Short exercise -> Return every line below in which "fader" appears.

Stored data ->
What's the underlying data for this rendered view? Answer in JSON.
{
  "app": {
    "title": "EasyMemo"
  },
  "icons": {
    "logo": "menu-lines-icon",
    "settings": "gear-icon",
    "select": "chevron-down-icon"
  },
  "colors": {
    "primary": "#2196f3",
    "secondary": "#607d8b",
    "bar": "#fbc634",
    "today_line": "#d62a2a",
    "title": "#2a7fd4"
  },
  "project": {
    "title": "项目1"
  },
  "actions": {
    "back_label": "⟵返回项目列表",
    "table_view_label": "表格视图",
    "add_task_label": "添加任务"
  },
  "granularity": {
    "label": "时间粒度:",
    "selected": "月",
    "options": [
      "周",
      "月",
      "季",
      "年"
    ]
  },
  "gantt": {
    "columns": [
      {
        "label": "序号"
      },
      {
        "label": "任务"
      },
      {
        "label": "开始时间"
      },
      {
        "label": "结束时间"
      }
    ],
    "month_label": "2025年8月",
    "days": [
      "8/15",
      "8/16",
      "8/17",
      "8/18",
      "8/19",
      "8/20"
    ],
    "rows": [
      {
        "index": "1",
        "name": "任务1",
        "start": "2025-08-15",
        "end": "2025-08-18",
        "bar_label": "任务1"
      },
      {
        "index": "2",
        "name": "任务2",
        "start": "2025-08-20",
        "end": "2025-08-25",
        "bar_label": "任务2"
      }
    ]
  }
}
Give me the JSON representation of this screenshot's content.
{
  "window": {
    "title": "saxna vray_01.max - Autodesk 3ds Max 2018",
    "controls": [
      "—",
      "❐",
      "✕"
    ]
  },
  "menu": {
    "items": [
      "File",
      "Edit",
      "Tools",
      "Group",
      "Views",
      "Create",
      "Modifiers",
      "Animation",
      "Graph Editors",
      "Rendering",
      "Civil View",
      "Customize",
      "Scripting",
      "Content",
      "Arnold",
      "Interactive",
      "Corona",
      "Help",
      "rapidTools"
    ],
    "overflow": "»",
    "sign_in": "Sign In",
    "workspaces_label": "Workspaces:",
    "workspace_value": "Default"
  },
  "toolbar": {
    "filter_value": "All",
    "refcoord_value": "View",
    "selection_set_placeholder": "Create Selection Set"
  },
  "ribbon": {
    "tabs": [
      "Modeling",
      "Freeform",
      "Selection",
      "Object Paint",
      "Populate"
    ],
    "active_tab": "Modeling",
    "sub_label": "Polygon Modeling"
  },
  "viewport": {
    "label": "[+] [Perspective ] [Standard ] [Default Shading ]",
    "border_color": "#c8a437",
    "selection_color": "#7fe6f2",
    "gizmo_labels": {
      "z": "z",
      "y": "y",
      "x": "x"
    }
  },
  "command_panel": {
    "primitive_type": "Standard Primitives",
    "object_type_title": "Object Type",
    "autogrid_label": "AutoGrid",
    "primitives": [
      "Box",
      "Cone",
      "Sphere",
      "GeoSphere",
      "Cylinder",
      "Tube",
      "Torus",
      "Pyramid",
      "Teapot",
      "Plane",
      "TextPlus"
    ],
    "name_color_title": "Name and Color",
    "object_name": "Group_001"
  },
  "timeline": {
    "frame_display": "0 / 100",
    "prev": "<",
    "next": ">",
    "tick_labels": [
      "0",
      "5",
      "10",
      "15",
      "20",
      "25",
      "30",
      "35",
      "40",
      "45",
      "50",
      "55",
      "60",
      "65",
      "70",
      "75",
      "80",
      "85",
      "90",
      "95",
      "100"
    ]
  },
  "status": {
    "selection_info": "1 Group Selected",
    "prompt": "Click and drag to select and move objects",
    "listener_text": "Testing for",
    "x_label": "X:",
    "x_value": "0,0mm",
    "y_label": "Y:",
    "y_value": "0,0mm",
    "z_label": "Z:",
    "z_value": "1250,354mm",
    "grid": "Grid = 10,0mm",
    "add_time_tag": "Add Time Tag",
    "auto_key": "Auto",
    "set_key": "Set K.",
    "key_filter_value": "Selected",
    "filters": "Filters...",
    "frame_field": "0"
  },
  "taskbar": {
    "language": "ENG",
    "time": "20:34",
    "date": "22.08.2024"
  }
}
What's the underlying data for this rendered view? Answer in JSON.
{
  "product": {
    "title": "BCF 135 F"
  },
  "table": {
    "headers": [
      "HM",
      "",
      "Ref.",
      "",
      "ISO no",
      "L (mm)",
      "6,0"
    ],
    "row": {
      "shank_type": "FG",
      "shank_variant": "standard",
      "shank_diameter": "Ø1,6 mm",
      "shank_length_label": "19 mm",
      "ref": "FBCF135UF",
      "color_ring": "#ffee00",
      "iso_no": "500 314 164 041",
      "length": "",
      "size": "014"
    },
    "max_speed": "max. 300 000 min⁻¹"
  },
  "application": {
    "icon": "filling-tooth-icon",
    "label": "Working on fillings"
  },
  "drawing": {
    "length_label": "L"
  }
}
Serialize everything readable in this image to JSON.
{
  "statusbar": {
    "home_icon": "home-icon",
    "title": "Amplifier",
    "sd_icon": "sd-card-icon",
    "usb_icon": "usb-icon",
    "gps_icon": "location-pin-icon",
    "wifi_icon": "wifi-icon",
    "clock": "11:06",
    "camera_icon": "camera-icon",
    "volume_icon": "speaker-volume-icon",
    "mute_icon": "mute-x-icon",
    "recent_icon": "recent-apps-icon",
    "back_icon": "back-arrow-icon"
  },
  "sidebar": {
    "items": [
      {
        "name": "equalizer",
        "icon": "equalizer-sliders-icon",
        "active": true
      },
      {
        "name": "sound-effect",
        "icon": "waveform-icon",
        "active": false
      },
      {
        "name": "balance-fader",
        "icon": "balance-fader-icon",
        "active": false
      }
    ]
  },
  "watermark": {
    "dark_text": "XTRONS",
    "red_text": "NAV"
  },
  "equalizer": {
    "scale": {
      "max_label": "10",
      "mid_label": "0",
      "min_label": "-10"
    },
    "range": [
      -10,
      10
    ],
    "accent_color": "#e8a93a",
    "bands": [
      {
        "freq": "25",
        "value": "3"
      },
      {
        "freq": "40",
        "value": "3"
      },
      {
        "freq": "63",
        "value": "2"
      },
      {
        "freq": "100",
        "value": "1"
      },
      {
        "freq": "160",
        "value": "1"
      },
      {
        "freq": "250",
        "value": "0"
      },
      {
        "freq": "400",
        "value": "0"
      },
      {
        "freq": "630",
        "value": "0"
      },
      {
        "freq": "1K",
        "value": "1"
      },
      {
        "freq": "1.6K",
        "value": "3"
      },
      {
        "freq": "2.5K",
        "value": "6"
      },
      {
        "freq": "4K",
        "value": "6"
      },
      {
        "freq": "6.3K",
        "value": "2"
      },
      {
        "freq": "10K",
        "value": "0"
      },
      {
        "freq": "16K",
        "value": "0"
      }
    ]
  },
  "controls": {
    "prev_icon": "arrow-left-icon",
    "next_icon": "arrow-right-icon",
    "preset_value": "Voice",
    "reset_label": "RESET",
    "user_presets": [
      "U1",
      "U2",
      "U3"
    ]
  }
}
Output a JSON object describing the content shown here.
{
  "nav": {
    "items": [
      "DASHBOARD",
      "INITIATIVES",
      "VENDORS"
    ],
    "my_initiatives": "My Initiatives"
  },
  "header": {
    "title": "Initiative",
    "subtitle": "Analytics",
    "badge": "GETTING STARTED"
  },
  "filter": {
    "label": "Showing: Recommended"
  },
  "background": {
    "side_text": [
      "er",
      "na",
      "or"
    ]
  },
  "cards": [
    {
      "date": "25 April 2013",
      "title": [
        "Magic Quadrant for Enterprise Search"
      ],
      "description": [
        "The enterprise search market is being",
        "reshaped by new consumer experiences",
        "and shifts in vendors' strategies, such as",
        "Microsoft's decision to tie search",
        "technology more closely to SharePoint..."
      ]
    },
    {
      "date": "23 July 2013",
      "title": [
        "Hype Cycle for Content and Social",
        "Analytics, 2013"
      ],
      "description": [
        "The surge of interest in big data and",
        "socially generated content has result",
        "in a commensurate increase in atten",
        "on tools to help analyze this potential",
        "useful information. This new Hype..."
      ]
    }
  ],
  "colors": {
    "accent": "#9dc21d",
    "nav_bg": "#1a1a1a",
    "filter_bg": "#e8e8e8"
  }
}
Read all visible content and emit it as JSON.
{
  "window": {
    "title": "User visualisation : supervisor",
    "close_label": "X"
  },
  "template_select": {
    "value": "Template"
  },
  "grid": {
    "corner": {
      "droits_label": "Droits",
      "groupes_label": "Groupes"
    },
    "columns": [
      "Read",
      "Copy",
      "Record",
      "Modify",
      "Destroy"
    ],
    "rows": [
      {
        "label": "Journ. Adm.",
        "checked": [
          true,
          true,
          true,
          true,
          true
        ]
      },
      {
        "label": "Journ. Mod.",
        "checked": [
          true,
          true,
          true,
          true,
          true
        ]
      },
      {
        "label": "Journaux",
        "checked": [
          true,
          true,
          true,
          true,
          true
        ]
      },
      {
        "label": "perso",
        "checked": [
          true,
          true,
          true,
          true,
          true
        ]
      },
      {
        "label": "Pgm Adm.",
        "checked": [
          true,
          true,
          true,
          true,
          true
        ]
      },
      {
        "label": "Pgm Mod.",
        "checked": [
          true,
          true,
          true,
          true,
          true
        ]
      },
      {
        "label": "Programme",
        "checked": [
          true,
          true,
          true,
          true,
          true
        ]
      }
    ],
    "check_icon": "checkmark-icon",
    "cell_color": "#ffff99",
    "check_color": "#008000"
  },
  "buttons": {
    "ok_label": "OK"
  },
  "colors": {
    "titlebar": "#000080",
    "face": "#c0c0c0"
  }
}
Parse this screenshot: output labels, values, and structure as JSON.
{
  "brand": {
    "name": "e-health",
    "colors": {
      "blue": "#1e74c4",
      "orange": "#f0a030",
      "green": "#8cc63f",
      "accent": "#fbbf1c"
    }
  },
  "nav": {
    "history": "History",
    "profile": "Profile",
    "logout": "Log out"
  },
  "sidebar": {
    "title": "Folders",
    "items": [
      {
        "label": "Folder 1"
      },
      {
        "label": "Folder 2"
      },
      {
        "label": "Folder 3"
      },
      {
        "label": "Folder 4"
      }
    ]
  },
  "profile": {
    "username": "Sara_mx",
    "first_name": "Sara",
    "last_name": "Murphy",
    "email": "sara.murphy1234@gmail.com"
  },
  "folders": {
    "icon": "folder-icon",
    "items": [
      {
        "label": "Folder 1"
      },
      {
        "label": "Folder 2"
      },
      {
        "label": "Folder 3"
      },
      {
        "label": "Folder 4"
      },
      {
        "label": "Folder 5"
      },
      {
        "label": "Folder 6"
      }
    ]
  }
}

Task answer ->
        "name": "balance-fader",
        "icon": "balance-fader-icon",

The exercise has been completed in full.